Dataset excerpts
------------------------------------------------

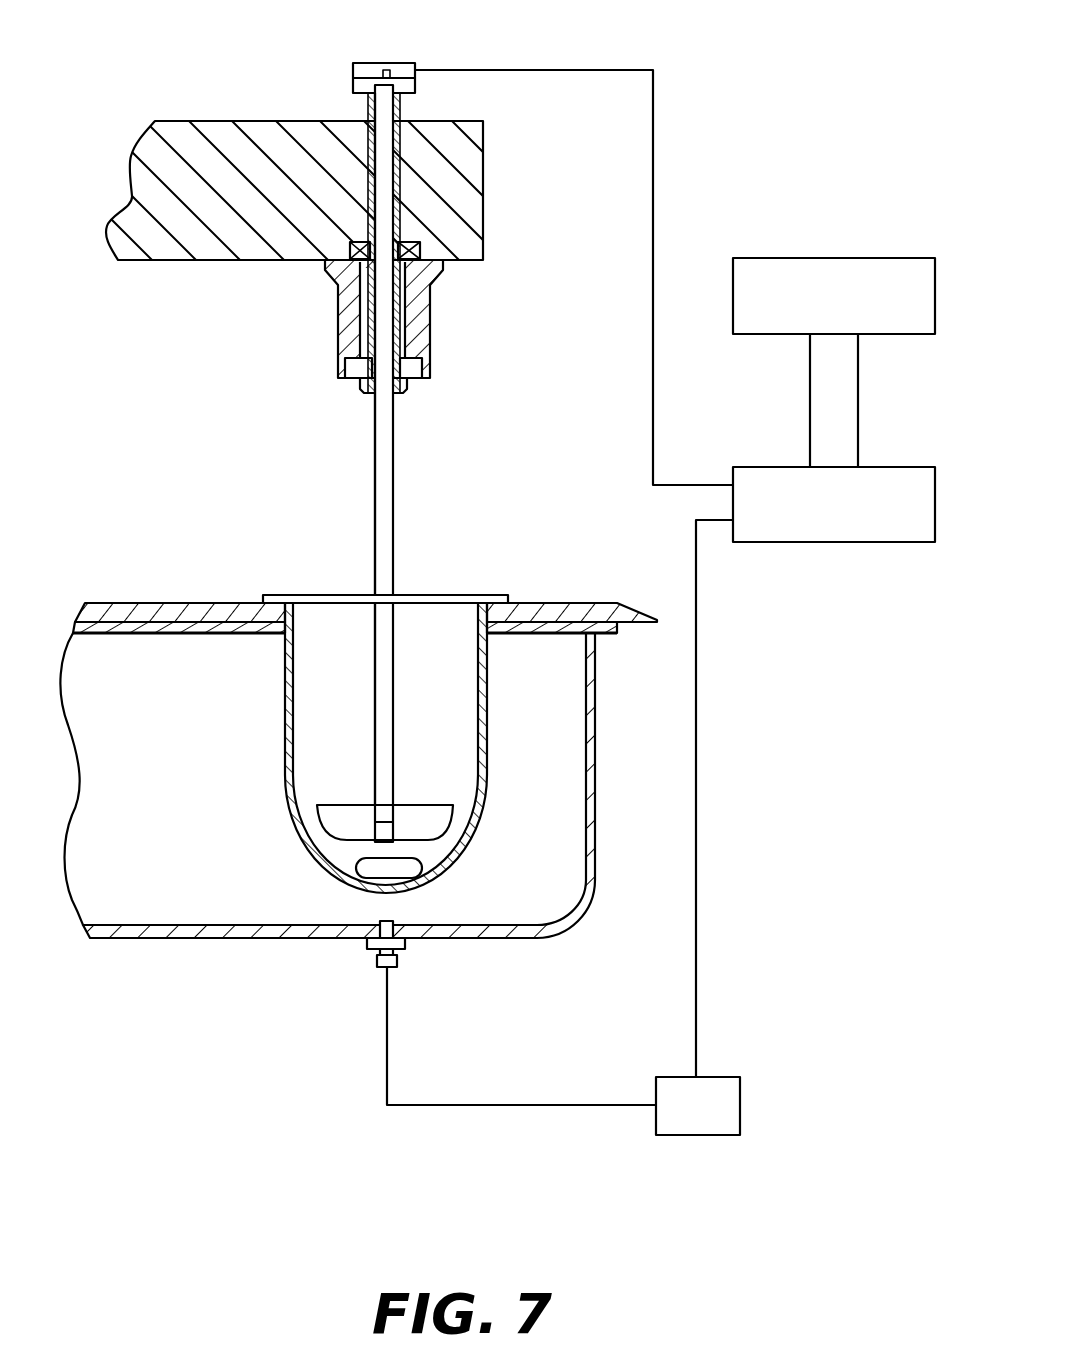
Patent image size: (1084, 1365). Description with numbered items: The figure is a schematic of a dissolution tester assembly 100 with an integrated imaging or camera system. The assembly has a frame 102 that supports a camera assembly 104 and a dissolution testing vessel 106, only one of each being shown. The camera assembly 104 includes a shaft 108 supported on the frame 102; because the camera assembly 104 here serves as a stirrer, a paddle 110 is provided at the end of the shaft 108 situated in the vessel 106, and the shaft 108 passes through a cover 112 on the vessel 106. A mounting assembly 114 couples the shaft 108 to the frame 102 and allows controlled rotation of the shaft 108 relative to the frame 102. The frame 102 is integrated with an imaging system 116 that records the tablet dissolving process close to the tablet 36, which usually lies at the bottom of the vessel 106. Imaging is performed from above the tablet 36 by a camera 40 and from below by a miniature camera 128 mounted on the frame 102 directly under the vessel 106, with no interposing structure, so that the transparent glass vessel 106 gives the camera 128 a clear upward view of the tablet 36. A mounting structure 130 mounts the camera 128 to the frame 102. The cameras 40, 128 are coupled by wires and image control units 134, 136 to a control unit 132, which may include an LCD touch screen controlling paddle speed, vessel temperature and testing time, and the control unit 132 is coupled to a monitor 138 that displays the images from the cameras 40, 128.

The dissolution tester assembly 100 is at (737, 47).
The frame 102 is at (248, 121).
The camera assembly 104 is at (397, 497).
The dissolution testing vessel 106 is at (285, 697).
The shaft 108 is at (375, 532).
The paddle 110 is at (340, 805).
The cover 112 is at (485, 595).
The mounting assembly 114 is at (430, 333).
The imaging system 116 is at (338, 913).
The camera 128 is at (393, 921).
The mounting structure 130 is at (403, 950).
The control unit 132 is at (832, 542).
The image control unit 134 is at (397, 64).
The image control unit 136 is at (730, 1077).
The monitor 138 is at (842, 258).
The tablet 36 is at (357, 866).
The camera 40 is at (392, 819).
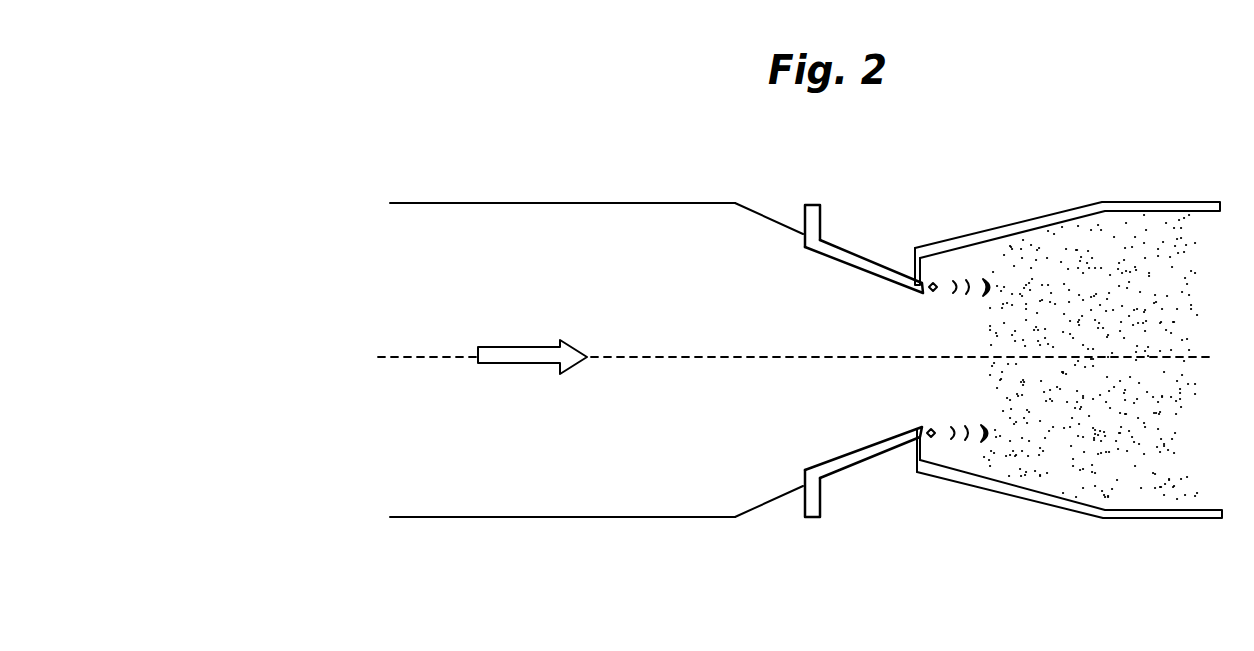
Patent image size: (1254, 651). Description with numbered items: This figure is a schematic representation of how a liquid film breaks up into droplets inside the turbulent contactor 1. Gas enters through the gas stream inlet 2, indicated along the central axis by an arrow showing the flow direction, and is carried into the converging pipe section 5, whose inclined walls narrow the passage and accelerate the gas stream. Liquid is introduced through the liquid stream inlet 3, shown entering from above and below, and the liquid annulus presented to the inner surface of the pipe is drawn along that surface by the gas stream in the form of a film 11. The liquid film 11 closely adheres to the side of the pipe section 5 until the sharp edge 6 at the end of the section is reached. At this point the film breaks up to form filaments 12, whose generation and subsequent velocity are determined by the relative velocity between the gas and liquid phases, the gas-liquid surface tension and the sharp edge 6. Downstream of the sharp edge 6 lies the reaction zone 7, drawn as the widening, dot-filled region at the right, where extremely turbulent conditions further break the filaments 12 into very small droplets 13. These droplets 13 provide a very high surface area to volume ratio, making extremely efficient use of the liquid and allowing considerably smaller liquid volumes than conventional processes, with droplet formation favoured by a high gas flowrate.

The contactor 1 is at (570, 553).
The gas stream inlet 2 is at (785, 357).
The liquid stream inlet 3 is at (815, 180).
The converging pipe section 5 is at (773, 500).
The sharp edge 6 is at (923, 436).
The reaction zone 7 is at (980, 335).
The liquid film 11 is at (856, 254).
The filaments 12 is at (954, 288).
The droplets 13 is at (1112, 477).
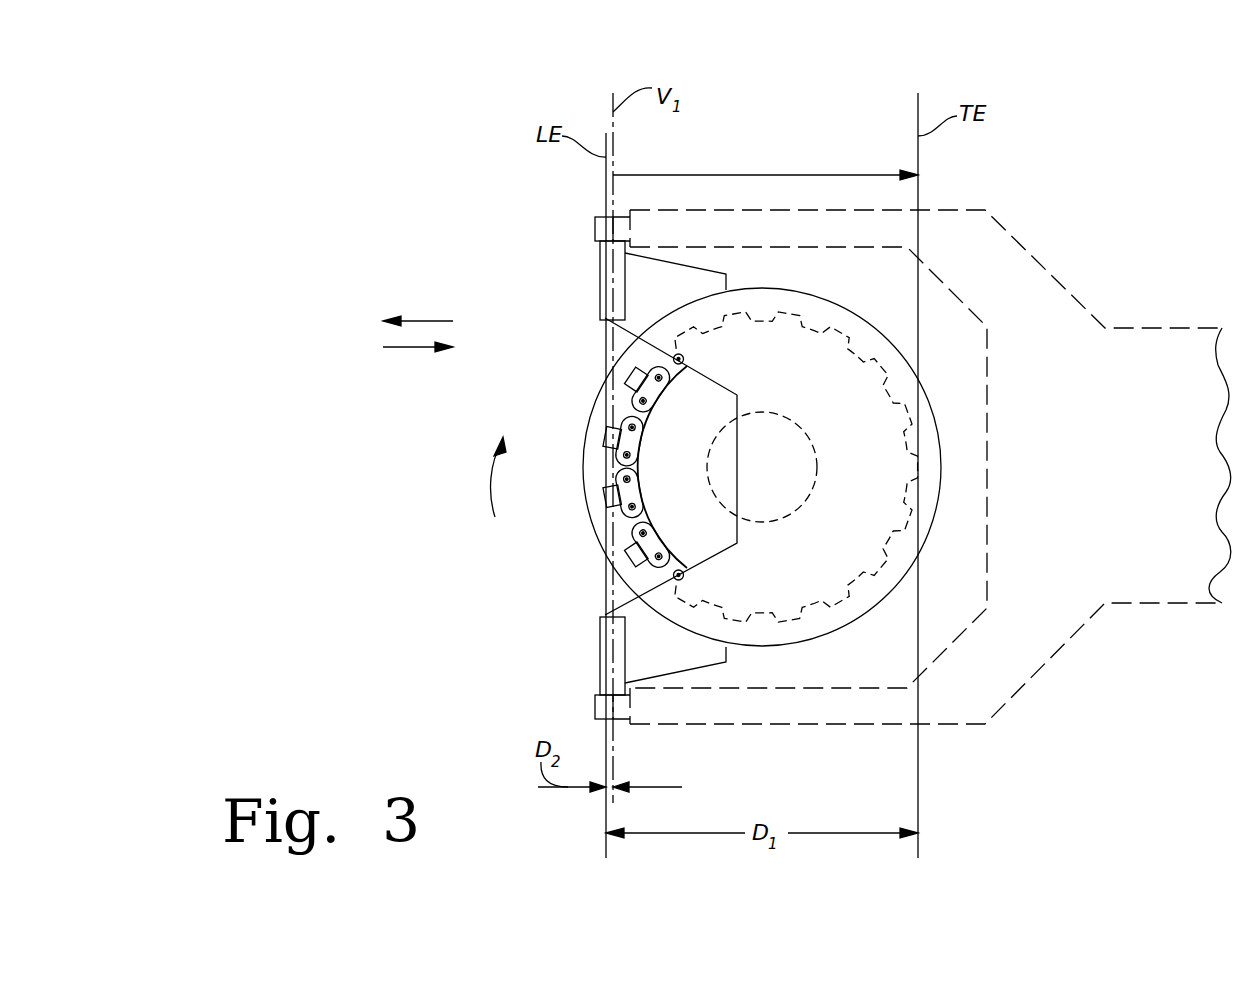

------------------------------------------------

Copy every line of the records above verbatim, and leave the pictures out of your answer.

=== Response below ===
Patent image size: (1084, 1365). Description with numbered items: The figure is a schematic of a dissolution tester assembly 100 with an integrated imaging or camera system. The assembly has a frame 102 that supports a camera assembly 104 and a dissolution testing vessel 106, only one of each being shown. The camera assembly 104 includes a shaft 108 supported on the frame 102; because the camera assembly 104 here serves as a stirrer, a paddle 110 is provided at the end of the shaft 108 situated in the vessel 106, and the shaft 108 passes through a cover 112 on the vessel 106. A mounting assembly 114 couples the shaft 108 to the frame 102 and allows controlled rotation of the shaft 108 relative to the frame 102. The frame 102 is integrated with an imaging system 116 that records the tablet dissolving process close to the tablet 36, which usually lies at the bottom of the vessel 106. Imaging is performed from above the tablet 36 by a camera 40 and from below by a miniature camera 128 mounted on the frame 102 directly under the vessel 106, with no interposing structure, so that the transparent glass vessel 106 gives the camera 128 a clear upward view of the tablet 36. A mounting structure 130 mounts the camera 128 to the frame 102. The cameras 40, 128 are coupled by wires and image control units 134, 136 to a control unit 132, which may include an LCD touch screen controlling paddle speed, vessel temperature and testing time, and the control unit 132 is coupled to a monitor 138 that displays the images from the cameras 40, 128.

The dissolution tester assembly 100 is at (737, 47).
The frame 102 is at (248, 121).
The camera assembly 104 is at (397, 497).
The dissolution testing vessel 106 is at (285, 697).
The shaft 108 is at (375, 532).
The paddle 110 is at (340, 805).
The cover 112 is at (485, 595).
The mounting assembly 114 is at (430, 333).
The imaging system 116 is at (338, 913).
The camera 128 is at (393, 921).
The mounting structure 130 is at (403, 950).
The control unit 132 is at (832, 542).
The image control unit 134 is at (397, 64).
The image control unit 136 is at (730, 1077).
The monitor 138 is at (842, 258).
The tablet 36 is at (357, 866).
The camera 40 is at (392, 819).
Patent image size: (1254, 651). Description with numbered items: This figure is a schematic representation of how a liquid film breaks up into droplets inside the turbulent contactor 1. Gas enters through the gas stream inlet 2, indicated along the central axis by an arrow showing the flow direction, and is carried into the converging pipe section 5, whose inclined walls narrow the passage and accelerate the gas stream. Liquid is introduced through the liquid stream inlet 3, shown entering from above and below, and the liquid annulus presented to the inner surface of the pipe is drawn along that surface by the gas stream in the form of a film 11. The liquid film 11 closely adheres to the side of the pipe section 5 until the sharp edge 6 at the end of the section is reached. At this point the film breaks up to form filaments 12, whose generation and subsequent velocity are determined by the relative velocity between the gas and liquid phases, the gas-liquid surface tension and the sharp edge 6. Downstream of the sharp edge 6 lies the reaction zone 7, drawn as the widening, dot-filled region at the right, where extremely turbulent conditions further break the filaments 12 into very small droplets 13. These droplets 13 provide a very high surface area to volume ratio, making extremely efficient use of the liquid and allowing considerably smaller liquid volumes than conventional processes, with droplet formation favoured by a high gas flowrate.

The contactor 1 is at (570, 553).
The gas stream inlet 2 is at (785, 357).
The liquid stream inlet 3 is at (815, 180).
The converging pipe section 5 is at (773, 500).
The sharp edge 6 is at (923, 436).
The reaction zone 7 is at (980, 335).
The liquid film 11 is at (856, 254).
The filaments 12 is at (954, 288).
The droplets 13 is at (1112, 477).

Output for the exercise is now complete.